# What is being asked
Drop the pictures, then extract the listing word for word.

----- The records

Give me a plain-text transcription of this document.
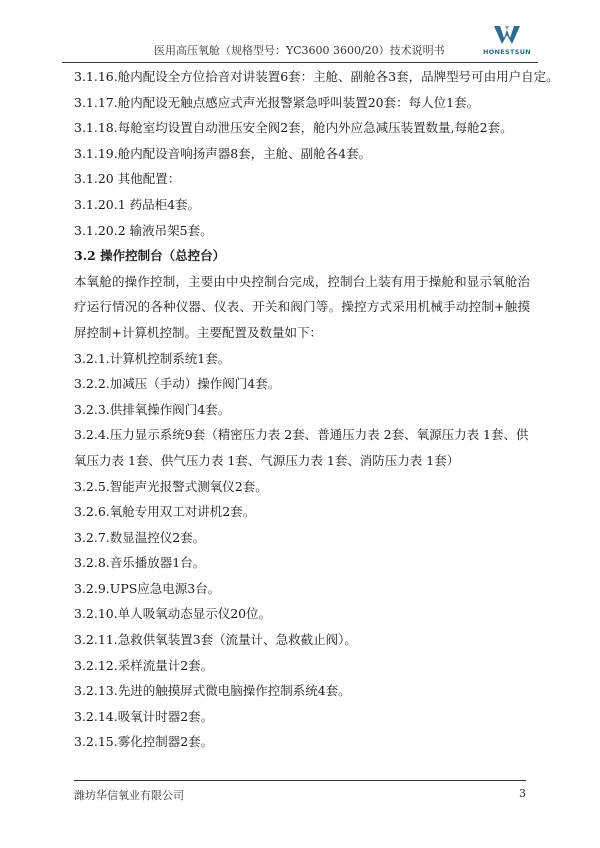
医用高压氧舱（规格型号：YC3600 3600/20）技术说明书	HONESTSUN
3.1.16.舱内配设全方位拾音对讲装置6套：主舱、副舱各3套，品牌型号可由用户自定。
3.1.17.舱内配设无触点感应式声光报警紧急呼叫装置20套：每人位1套。
3.1.18.每舱室均设置自动泄压安全阀2套，舱内外应急减压装置数量,每舱2套。
3.1.19.舱内配设音响扬声器8套，主舱、副舱各4套。
3.1.20 其他配置：
3.1.20.1 药品柜4套。
3.1.20.2 输液吊架5套。
3.2 操作控制台（总控台）

本氧舱的操作控制，主要由中央控制台完成，控制台上装有用于操舱和显示氧舱治疗运行情况的各种仪器、仪表、开关和阀门等。操控方式采用机械手动控制+触摸屏控制+计算机控制。主要配置及数量如下：

3.2.1.计算机控制系统1套。
3.2.2.加减压（手动）操作阀门4套。
3.2.3.供排氧操作阀门4套。
3.2.4.压力显示系统9套（精密压力表 2套、普通压力表 2套、氧源压力表 1套、供
氧压力表 1套、供气压力表 1套、气源压力表 1套、消防压力表 1套）
3.2.5.智能声光报警式测氧仪2套。
3.2.6.氧舱专用双工对讲机2套。
3.2.7.数显温控仪2套。
3.2.8.音乐播放器1台。
3.2.9.UPS应急电源3台。
3.2.10.单人吸氧动态显示仪20位。
3.2.11.急救供氧装置3套（流量计、急救截止阀）。
3.2.12.采样流量计2套。
3.2.13.先进的触摸屏式微电脑操作控制系统4套。
3.2.14.吸氧计时器2套。
3.2.15.雾化控制器2套。
潍坊华信氧业有限公司	3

----------

# In response
Give me a plain-text transcription of this document.
医用高压氧舱（规格型号：YC3600 3600/20）技术说明书	HONESTSUN
3.1.16.舱内配设全方位拾音对讲装置6套：主舱、副舱各3套，品牌型号可由用户自定。
3.1.17.舱内配设无触点感应式声光报警紧急呼叫装置20套：每人位1套。
3.1.18.每舱室均设置自动泄压安全阀2套，舱内外应急减压装置数量,每舱2套。
3.1.19.舱内配设音响扬声器8套，主舱、副舱各4套。
3.1.20 其他配置：
3.1.20.1 药品柜4套。
3.1.20.2 输液吊架5套。
3.2 操作控制台（总控台）

本氧舱的操作控制，主要由中央控制台完成，控制台上装有用于操舱和显示氧舱治疗运行情况的各种仪器、仪表、开关和阀门等。操控方式采用机械手动控制+触摸屏控制+计算机控制。主要配置及数量如下：

3.2.1.计算机控制系统1套。
3.2.2.加减压（手动）操作阀门4套。
3.2.3.供排氧操作阀门4套。
3.2.4.压力显示系统9套（精密压力表 2套、普通压力表 2套、氧源压力表 1套、供
氧压力表 1套、供气压力表 1套、气源压力表 1套、消防压力表 1套）
3.2.5.智能声光报警式测氧仪2套。
3.2.6.氧舱专用双工对讲机2套。
3.2.7.数显温控仪2套。
3.2.8.音乐播放器1台。
3.2.9.UPS应急电源3台。
3.2.10.单人吸氧动态显示仪20位。
3.2.11.急救供氧装置3套（流量计、急救截止阀）。
3.2.12.采样流量计2套。
3.2.13.先进的触摸屏式微电脑操作控制系统4套。
3.2.14.吸氧计时器2套。
3.2.15.雾化控制器2套。
潍坊华信氧业有限公司	3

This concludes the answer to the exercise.